TASK GOAL:
Repeat the material in full. Keep every line exactly as it is.

--- Begin EXCERPTED RECORDS ---

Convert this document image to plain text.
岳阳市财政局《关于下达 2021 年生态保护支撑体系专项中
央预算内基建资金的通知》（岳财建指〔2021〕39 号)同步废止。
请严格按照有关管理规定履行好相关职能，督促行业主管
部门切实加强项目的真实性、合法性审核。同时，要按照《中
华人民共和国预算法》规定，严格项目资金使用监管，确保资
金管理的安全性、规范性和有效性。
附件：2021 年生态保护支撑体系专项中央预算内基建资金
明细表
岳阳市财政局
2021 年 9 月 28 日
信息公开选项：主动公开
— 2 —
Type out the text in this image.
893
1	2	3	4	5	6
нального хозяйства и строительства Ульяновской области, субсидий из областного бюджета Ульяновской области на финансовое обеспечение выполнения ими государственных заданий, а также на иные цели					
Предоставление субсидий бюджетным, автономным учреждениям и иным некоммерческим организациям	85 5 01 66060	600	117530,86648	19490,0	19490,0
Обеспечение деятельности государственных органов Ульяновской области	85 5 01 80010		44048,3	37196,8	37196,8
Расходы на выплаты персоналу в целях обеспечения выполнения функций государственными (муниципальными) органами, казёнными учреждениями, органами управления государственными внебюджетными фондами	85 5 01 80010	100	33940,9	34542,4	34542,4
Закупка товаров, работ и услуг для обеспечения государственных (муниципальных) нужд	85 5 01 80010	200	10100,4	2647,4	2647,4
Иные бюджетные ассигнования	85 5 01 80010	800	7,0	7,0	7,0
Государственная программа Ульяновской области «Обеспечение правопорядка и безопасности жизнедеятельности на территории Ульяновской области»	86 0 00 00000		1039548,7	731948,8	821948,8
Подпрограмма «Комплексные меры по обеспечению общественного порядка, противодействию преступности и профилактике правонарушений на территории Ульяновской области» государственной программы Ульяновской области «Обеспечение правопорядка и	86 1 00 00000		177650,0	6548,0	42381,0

--- End EXCERPTED RECORDS ---

CORRECT RESULT:
Convert this document image to plain text.
岳阳市财政局《关于下达 2021 年生态保护支撑体系专项中
央预算内基建资金的通知》（岳财建指〔2021〕39 号)同步废止。
请严格按照有关管理规定履行好相关职能，督促行业主管
部门切实加强项目的真实性、合法性审核。同时，要按照《中
华人民共和国预算法》规定，严格项目资金使用监管，确保资
金管理的安全性、规范性和有效性。
附件：2021 年生态保护支撑体系专项中央预算内基建资金
明细表
岳阳市财政局
2021 年 9 月 28 日
信息公开选项：主动公开
— 2 —
Type out the text in this image.
893
1	2	3	4	5	6
нального хозяйства и строительства Ульяновской области, субсидий из областного бюджета Ульяновской области на финансовое обеспечение выполнения ими государственных заданий, а также на иные цели					
Предоставление субсидий бюджетным, автономным учреждениям и иным некоммерческим организациям	85 5 01 66060	600	117530,86648	19490,0	19490,0
Обеспечение деятельности государственных органов Ульяновской области	85 5 01 80010		44048,3	37196,8	37196,8
Расходы на выплаты персоналу в целях обеспечения выполнения функций государственными (муниципальными) органами, казёнными учреждениями, органами управления государственными внебюджетными фондами	85 5 01 80010	100	33940,9	34542,4	34542,4
Закупка товаров, работ и услуг для обеспечения государственных (муниципальных) нужд	85 5 01 80010	200	10100,4	2647,4	2647,4
Иные бюджетные ассигнования	85 5 01 80010	800	7,0	7,0	7,0
Государственная программа Ульяновской области «Обеспечение правопорядка и безопасности жизнедеятельности на территории Ульяновской области»	86 0 00 00000		1039548,7	731948,8	821948,8
Подпрограмма «Комплексные меры по обеспечению общественного порядка, противодействию преступности и профилактике правонарушений на территории Ульяновской области» государственной программы Ульяновской области «Обеспечение правопорядка и	86 1 00 00000		177650,0	6548,0	42381,0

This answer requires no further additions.